— DO THIS —
Restate every line of the material, word for word.

[start THE RECORDS]

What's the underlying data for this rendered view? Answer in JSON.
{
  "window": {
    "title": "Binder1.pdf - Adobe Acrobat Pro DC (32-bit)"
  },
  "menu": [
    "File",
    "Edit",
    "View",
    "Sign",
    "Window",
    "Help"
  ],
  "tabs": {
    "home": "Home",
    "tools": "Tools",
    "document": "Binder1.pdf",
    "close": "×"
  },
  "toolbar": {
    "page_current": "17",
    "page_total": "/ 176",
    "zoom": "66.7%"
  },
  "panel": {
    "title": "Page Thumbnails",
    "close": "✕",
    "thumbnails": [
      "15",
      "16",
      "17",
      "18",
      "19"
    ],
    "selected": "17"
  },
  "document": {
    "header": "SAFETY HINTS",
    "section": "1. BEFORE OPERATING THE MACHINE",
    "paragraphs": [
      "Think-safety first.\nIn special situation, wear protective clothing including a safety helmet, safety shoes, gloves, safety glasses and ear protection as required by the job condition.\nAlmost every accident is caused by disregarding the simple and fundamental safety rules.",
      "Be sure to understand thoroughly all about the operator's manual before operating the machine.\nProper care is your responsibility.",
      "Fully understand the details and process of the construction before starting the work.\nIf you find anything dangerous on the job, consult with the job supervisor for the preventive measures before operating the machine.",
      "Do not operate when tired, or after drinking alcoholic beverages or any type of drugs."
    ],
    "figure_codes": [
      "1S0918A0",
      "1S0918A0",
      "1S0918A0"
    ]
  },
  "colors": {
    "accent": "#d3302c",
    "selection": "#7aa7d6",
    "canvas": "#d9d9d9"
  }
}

[end THE RECORDS]

— SOLUTION TO THIS PROBLEM —
What's the underlying data for this rendered view? Answer in JSON.
{
  "window": {
    "title": "Binder1.pdf - Adobe Acrobat Pro DC (32-bit)"
  },
  "menu": [
    "File",
    "Edit",
    "View",
    "Sign",
    "Window",
    "Help"
  ],
  "tabs": {
    "home": "Home",
    "tools": "Tools",
    "document": "Binder1.pdf",
    "close": "×"
  },
  "toolbar": {
    "page_current": "17",
    "page_total": "/ 176",
    "zoom": "66.7%"
  },
  "panel": {
    "title": "Page Thumbnails",
    "close": "✕",
    "thumbnails": [
      "15",
      "16",
      "17",
      "18",
      "19"
    ],
    "selected": "17"
  },
  "document": {
    "header": "SAFETY HINTS",
    "section": "1. BEFORE OPERATING THE MACHINE",
    "paragraphs": [
      "Think-safety first.\nIn special situation, wear protective clothing including a safety helmet, safety shoes, gloves, safety glasses and ear protection as required by the job condition.\nAlmost every accident is caused by disregarding the simple and fundamental safety rules.",
      "Be sure to understand thoroughly all about the operator's manual before operating the machine.\nProper care is your responsibility.",
      "Fully understand the details and process of the construction before starting the work.\nIf you find anything dangerous on the job, consult with the job supervisor for the preventive measures before operating the machine.",
      "Do not operate when tired, or after drinking alcoholic beverages or any type of drugs."
    ],
    "figure_codes": [
      "1S0918A0",
      "1S0918A0",
      "1S0918A0"
    ]
  },
  "colors": {
    "accent": "#d3302c",
    "selection": "#7aa7d6",
    "canvas": "#d9d9d9"
  }
}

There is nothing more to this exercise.